***** Stored records *****
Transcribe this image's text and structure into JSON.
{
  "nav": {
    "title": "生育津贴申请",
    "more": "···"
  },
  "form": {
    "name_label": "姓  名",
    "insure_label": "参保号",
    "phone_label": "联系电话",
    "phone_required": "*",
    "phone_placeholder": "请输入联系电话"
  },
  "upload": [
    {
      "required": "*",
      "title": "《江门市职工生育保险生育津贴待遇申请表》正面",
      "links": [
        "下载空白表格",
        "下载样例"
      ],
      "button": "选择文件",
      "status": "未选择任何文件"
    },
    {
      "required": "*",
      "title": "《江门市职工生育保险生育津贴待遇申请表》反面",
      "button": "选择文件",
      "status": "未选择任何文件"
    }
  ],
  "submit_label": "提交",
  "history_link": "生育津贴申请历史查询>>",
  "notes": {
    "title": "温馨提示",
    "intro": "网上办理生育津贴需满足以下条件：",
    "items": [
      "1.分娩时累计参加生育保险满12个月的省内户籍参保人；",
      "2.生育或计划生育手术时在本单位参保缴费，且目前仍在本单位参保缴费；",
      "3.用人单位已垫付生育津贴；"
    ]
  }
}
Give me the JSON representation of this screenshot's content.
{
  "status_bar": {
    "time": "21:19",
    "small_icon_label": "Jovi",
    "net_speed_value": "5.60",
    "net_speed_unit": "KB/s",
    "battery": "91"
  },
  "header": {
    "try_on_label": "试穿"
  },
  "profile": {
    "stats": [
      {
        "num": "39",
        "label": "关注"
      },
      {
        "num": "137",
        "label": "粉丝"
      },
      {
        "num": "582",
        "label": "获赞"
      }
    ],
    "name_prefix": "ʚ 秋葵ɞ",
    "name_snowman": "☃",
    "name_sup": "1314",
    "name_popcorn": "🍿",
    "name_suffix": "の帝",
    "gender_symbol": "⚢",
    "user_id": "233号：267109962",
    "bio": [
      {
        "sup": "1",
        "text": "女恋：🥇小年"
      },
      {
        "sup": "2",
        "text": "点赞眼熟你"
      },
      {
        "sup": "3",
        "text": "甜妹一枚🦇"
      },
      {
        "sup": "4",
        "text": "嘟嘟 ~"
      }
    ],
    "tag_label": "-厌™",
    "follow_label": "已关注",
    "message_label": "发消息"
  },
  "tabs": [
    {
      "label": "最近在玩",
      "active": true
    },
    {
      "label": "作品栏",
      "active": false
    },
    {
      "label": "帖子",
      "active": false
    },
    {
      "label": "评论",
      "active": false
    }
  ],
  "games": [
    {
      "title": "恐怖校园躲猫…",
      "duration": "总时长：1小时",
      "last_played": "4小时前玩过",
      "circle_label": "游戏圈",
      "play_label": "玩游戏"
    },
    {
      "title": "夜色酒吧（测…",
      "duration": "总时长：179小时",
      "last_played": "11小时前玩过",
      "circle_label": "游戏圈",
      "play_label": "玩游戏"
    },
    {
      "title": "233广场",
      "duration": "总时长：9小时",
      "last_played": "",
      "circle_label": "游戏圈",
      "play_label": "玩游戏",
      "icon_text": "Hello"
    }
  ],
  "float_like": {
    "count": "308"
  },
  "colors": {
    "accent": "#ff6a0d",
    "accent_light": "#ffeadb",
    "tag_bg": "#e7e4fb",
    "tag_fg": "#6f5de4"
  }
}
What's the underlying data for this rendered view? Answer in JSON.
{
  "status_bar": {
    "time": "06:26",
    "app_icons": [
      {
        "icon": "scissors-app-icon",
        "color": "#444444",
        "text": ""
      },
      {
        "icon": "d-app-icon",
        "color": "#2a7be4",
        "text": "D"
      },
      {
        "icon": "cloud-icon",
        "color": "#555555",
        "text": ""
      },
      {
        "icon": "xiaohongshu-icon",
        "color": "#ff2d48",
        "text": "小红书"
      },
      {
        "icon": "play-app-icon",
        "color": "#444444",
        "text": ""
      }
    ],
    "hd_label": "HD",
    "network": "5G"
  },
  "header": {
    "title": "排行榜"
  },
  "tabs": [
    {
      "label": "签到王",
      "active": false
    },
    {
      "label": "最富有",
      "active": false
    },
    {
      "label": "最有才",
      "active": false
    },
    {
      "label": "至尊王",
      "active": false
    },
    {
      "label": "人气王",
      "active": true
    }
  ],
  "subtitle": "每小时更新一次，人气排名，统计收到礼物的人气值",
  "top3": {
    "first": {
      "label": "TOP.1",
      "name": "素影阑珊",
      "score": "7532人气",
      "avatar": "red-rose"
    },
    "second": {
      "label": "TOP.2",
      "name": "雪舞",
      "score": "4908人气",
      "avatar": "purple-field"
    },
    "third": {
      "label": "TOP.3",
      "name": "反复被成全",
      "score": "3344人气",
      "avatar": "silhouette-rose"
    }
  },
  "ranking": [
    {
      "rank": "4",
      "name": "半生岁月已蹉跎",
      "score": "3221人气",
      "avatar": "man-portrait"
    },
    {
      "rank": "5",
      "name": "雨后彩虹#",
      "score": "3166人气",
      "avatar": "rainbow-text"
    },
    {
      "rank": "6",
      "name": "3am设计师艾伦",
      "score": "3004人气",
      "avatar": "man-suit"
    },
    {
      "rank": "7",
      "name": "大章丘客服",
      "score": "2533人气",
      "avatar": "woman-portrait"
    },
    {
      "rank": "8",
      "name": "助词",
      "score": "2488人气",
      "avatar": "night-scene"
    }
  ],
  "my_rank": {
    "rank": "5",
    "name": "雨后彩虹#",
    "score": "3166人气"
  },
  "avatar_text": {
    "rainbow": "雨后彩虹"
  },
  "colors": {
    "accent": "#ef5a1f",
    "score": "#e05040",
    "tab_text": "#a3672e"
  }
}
*****
- What you have to do:
The records above must be output exactly, in full.

- Answer to the problem:
Transcribe this image's text and structure into JSON.
{
  "nav": {
    "title": "生育津贴申请",
    "more": "···"
  },
  "form": {
    "name_label": "姓  名",
    "insure_label": "参保号",
    "phone_label": "联系电话",
    "phone_required": "*",
    "phone_placeholder": "请输入联系电话"
  },
  "upload": [
    {
      "required": "*",
      "title": "《江门市职工生育保险生育津贴待遇申请表》正面",
      "links": [
        "下载空白表格",
        "下载样例"
      ],
      "button": "选择文件",
      "status": "未选择任何文件"
    },
    {
      "required": "*",
      "title": "《江门市职工生育保险生育津贴待遇申请表》反面",
      "button": "选择文件",
      "status": "未选择任何文件"
    }
  ],
  "submit_label": "提交",
  "history_link": "生育津贴申请历史查询>>",
  "notes": {
    "title": "温馨提示",
    "intro": "网上办理生育津贴需满足以下条件：",
    "items": [
      "1.分娩时累计参加生育保险满12个月的省内户籍参保人；",
      "2.生育或计划生育手术时在本单位参保缴费，且目前仍在本单位参保缴费；",
      "3.用人单位已垫付生育津贴；"
    ]
  }
}
Give me the JSON representation of this screenshot's content.
{
  "status_bar": {
    "time": "21:19",
    "small_icon_label": "Jovi",
    "net_speed_value": "5.60",
    "net_speed_unit": "KB/s",
    "battery": "91"
  },
  "header": {
    "try_on_label": "试穿"
  },
  "profile": {
    "stats": [
      {
        "num": "39",
        "label": "关注"
      },
      {
        "num": "137",
        "label": "粉丝"
      },
      {
        "num": "582",
        "label": "获赞"
      }
    ],
    "name_prefix": "ʚ 秋葵ɞ",
    "name_snowman": "☃",
    "name_sup": "1314",
    "name_popcorn": "🍿",
    "name_suffix": "の帝",
    "gender_symbol": "⚢",
    "user_id": "233号：267109962",
    "bio": [
      {
        "sup": "1",
        "text": "女恋：🥇小年"
      },
      {
        "sup": "2",
        "text": "点赞眼熟你"
      },
      {
        "sup": "3",
        "text": "甜妹一枚🦇"
      },
      {
        "sup": "4",
        "text": "嘟嘟 ~"
      }
    ],
    "tag_label": "-厌™",
    "follow_label": "已关注",
    "message_label": "发消息"
  },
  "tabs": [
    {
      "label": "最近在玩",
      "active": true
    },
    {
      "label": "作品栏",
      "active": false
    },
    {
      "label": "帖子",
      "active": false
    },
    {
      "label": "评论",
      "active": false
    }
  ],
  "games": [
    {
      "title": "恐怖校园躲猫…",
      "duration": "总时长：1小时",
      "last_played": "4小时前玩过",
      "circle_label": "游戏圈",
      "play_label": "玩游戏"
    },
    {
      "title": "夜色酒吧（测…",
      "duration": "总时长：179小时",
      "last_played": "11小时前玩过",
      "circle_label": "游戏圈",
      "play_label": "玩游戏"
    },
    {
      "title": "233广场",
      "duration": "总时长：9小时",
      "last_played": "",
      "circle_label": "游戏圈",
      "play_label": "玩游戏",
      "icon_text": "Hello"
    }
  ],
  "float_like": {
    "count": "308"
  },
  "colors": {
    "accent": "#ff6a0d",
    "accent_light": "#ffeadb",
    "tag_bg": "#e7e4fb",
    "tag_fg": "#6f5de4"
  }
}
What's the underlying data for this rendered view? Answer in JSON.
{
  "status_bar": {
    "time": "06:26",
    "app_icons": [
      {
        "icon": "scissors-app-icon",
        "color": "#444444",
        "text": ""
      },
      {
        "icon": "d-app-icon",
        "color": "#2a7be4",
        "text": "D"
      },
      {
        "icon": "cloud-icon",
        "color": "#555555",
        "text": ""
      },
      {
        "icon": "xiaohongshu-icon",
        "color": "#ff2d48",
        "text": "小红书"
      },
      {
        "icon": "play-app-icon",
        "color": "#444444",
        "text": ""
      }
    ],
    "hd_label": "HD",
    "network": "5G"
  },
  "header": {
    "title": "排行榜"
  },
  "tabs": [
    {
      "label": "签到王",
      "active": false
    },
    {
      "label": "最富有",
      "active": false
    },
    {
      "label": "最有才",
      "active": false
    },
    {
      "label": "至尊王",
      "active": false
    },
    {
      "label": "人气王",
      "active": true
    }
  ],
  "subtitle": "每小时更新一次，人气排名，统计收到礼物的人气值",
  "top3": {
    "first": {
      "label": "TOP.1",
      "name": "素影阑珊",
      "score": "7532人气",
      "avatar": "red-rose"
    },
    "second": {
      "label": "TOP.2",
      "name": "雪舞",
      "score": "4908人气",
      "avatar": "purple-field"
    },
    "third": {
      "label": "TOP.3",
      "name": "反复被成全",
      "score": "3344人气",
      "avatar": "silhouette-rose"
    }
  },
  "ranking": [
    {
      "rank": "4",
      "name": "半生岁月已蹉跎",
      "score": "3221人气",
      "avatar": "man-portrait"
    },
    {
      "rank": "5",
      "name": "雨后彩虹#",
      "score": "3166人气",
      "avatar": "rainbow-text"
    },
    {
      "rank": "6",
      "name": "3am设计师艾伦",
      "score": "3004人气",
      "avatar": "man-suit"
    },
    {
      "rank": "7",
      "name": "大章丘客服",
      "score": "2533人气",
      "avatar": "woman-portrait"
    },
    {
      "rank": "8",
      "name": "助词",
      "score": "2488人气",
      "avatar": "night-scene"
    }
  ],
  "my_rank": {
    "rank": "5",
    "name": "雨后彩虹#",
    "score": "3166人气"
  },
  "avatar_text": {
    "rainbow": "雨后彩虹"
  },
  "colors": {
    "accent": "#ef5a1f",
    "score": "#e05040",
    "tab_text": "#a3672e"
  }
}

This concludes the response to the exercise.